--- START OF Listed records ---

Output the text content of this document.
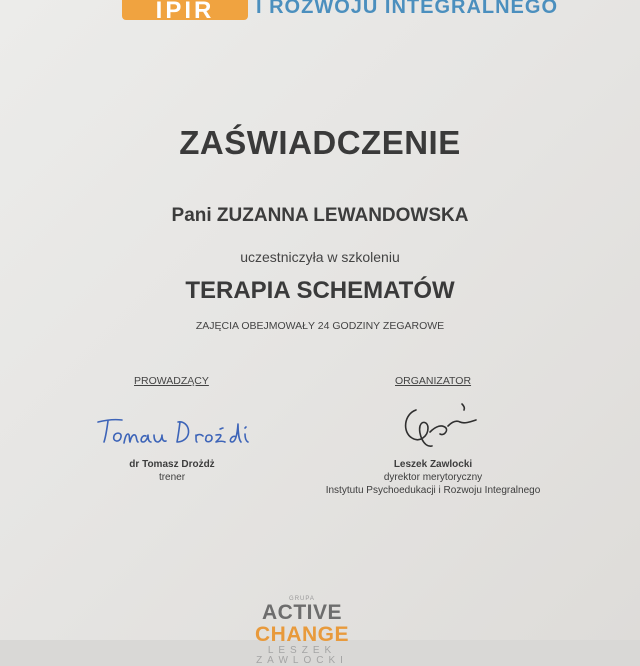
IPIR	I ROZWOJU INTEGRALNEGO
ZAŚWIADCZENIE
Pani ZUZANNA LEWANDOWSKA
uczestniczyła w szkoleniu
TERAPIA SCHEMATÓW
ZAJĘCIA OBEJMOWAŁY 24 GODZINY ZEGAROWE
PROWADZĄCY	ORGANIZATOR
dr Tomasz Drożdż
trener
Leszek Zawlocki
dyrektor merytoryczny
Instytutu Psychoedukacji i Rozwoju Integralnego
GRUPA
ACTIVE CHANGE
LESZEK ZAWLOCKI
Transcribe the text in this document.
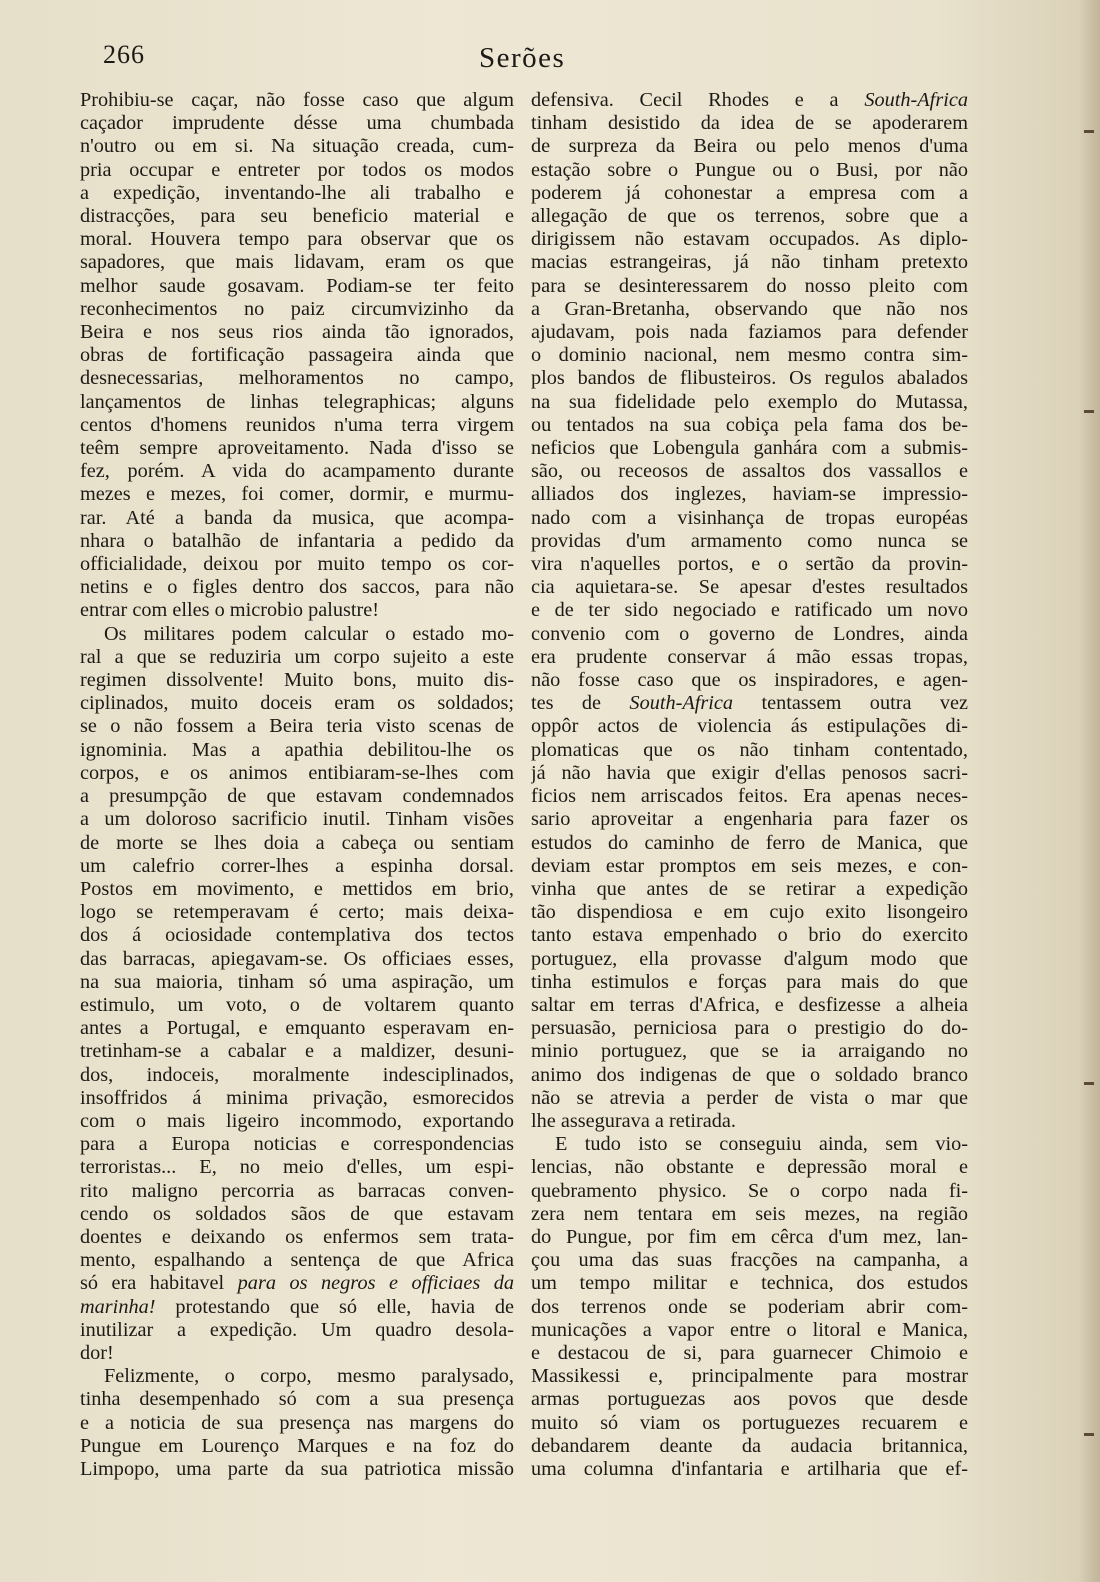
266	Serões
Prohibiu-se caçar, não fosse caso que algum
caçador imprudente désse uma chumbada
n'outro ou em si. Na situação creada, cum-
pria occupar e entreter por todos os modos
a expedição, inventando-lhe ali trabalho e
distracções, para seu beneficio material e
moral. Houvera tempo para observar que os
sapadores, que mais lidavam, eram os que
melhor saude gosavam. Podiam-se ter feito
reconhecimentos no paiz circumvizinho da
Beira e nos seus rios ainda tão ignorados,
obras de fortificação passageira ainda que
desnecessarias, melhoramentos no campo,
lançamentos de linhas telegraphicas; alguns
centos d'homens reunidos n'uma terra virgem
teêm sempre aproveitamento. Nada d'isso se
fez, porém. A vida do acampamento durante
mezes e mezes, foi comer, dormir, e murmu-
rar. Até a banda da musica, que acompa-
nhara o batalhão de infantaria a pedido da
officialidade, deixou por muito tempo os cor-
netins e o figles dentro dos saccos, para não
entrar com elles o microbio palustre!
Os militares podem calcular o estado mo-
ral a que se reduziria um corpo sujeito a este
regimen dissolvente! Muito bons, muito dis-
ciplinados, muito doceis eram os soldados;
se o não fossem a Beira teria visto scenas de
ignominia. Mas a apathia debilitou-lhe os
corpos, e os animos entibiaram-se-lhes com
a presumpção de que estavam condemnados
a um doloroso sacrificio inutil. Tinham visões
de morte se lhes doia a cabeça ou sentiam
um calefrio correr-lhes a espinha dorsal.
Postos em movimento, e mettidos em brio,
logo se retemperavam é certo; mais deixa-
dos á ociosidade contemplativa dos tectos
das barracas, apiegavam-se. Os officiaes esses,
na sua maioria, tinham só uma aspiração, um
estimulo, um voto, o de voltarem quanto
antes a Portugal, e emquanto esperavam en-
tretinham-se a cabalar e a maldizer, desuni-
dos, indoceis, moralmente indesciplinados,
insoffridos á minima privação, esmorecidos
com o mais ligeiro incommodo, exportando
para a Europa noticias e correspondencias
terroristas... E, no meio d'elles, um espi-
rito maligno percorria as barracas conven-
cendo os soldados sãos de que estavam
doentes e deixando os enfermos sem trata-
mento, espalhando a sentença de que Africa
só era habitavel para os negros e officiaes da
marinha! protestando que só elle, havia de
inutilizar a expedição. Um quadro desola-
dor!
Felizmente, o corpo, mesmo paralysado,
tinha desempenhado só com a sua presença
e a noticia de sua presença nas margens do
Pungue em Lourenço Marques e na foz do
Limpopo, uma parte da sua patriotica missão
defensiva. Cecil Rhodes e a South-Africa
tinham desistido da idea de se apoderarem
de surpreza da Beira ou pelo menos d'uma
estação sobre o Pungue ou o Busi, por não
poderem já cohonestar a empresa com a
allegação de que os terrenos, sobre que a
dirigissem não estavam occupados. As diplo-
macias estrangeiras, já não tinham pretexto
para se desinteressarem do nosso pleito com
a Gran-Bretanha, observando que não nos
ajudavam, pois nada faziamos para defender
o dominio nacional, nem mesmo contra sim-
plos bandos de flibusteiros. Os regulos abalados
na sua fidelidade pelo exemplo do Mutassa,
ou tentados na sua cobiça pela fama dos be-
neficios que Lobengula ganhára com a submis-
são, ou receosos de assaltos dos vassallos e
alliados dos inglezes, haviam-se impressio-
nado com a visinhança de tropas européas
providas d'um armamento como nunca se
vira n'aquelles portos, e o sertão da provin-
cia aquietara-se. Se apesar d'estes resultados
e de ter sido negociado e ratificado um novo
convenio com o governo de Londres, ainda
era prudente conservar á mão essas tropas,
não fosse caso que os inspiradores, e agen-
tes de South-Africa tentassem outra vez
oppôr actos de violencia ás estipulações di-
plomaticas que os não tinham contentado,
já não havia que exigir d'ellas penosos sacri-
ficios nem arriscados feitos. Era apenas neces-
sario aproveitar a engenharia para fazer os
estudos do caminho de ferro de Manica, que
deviam estar promptos em seis mezes, e con-
vinha que antes de se retirar a expedição
tão dispendiosa e em cujo exito lisongeiro
tanto estava empenhado o brio do exercito
portuguez, ella provasse d'algum modo que
tinha estimulos e forças para mais do que
saltar em terras d'Africa, e desfizesse a alheia
persuasão, perniciosa para o prestigio do do-
minio portuguez, que se ia arraigando no
animo dos indigenas de que o soldado branco
não se atrevia a perder de vista o mar que
lhe assegurava a retirada.
E tudo isto se conseguiu ainda, sem vio-
lencias, não obstante e depressão moral e
quebramento physico. Se o corpo nada fi-
zera nem tentara em seis mezes, na região
do Pungue, por fim em cêrca d'um mez, lan-
çou uma das suas fracções na campanha, a
um tempo militar e technica, dos estudos
dos terrenos onde se poderiam abrir com-
municações a vapor entre o litoral e Manica,
e destacou de si, para guarnecer Chimoio e
Massikessi e, principalmente para mostrar
armas portuguezas aos povos que desde
muito só viam os portuguezes recuarem e
debandarem deante da audacia britannica,
uma columna d'infantaria e artilharia que ef-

--- END OF Listed records ---

Task
Find every line above that contains the word "mesmo", and return each one.

Solved exercise
Felizmente, o corpo, mesmo paralysado,
o dominio nacional, nem mesmo contra sim-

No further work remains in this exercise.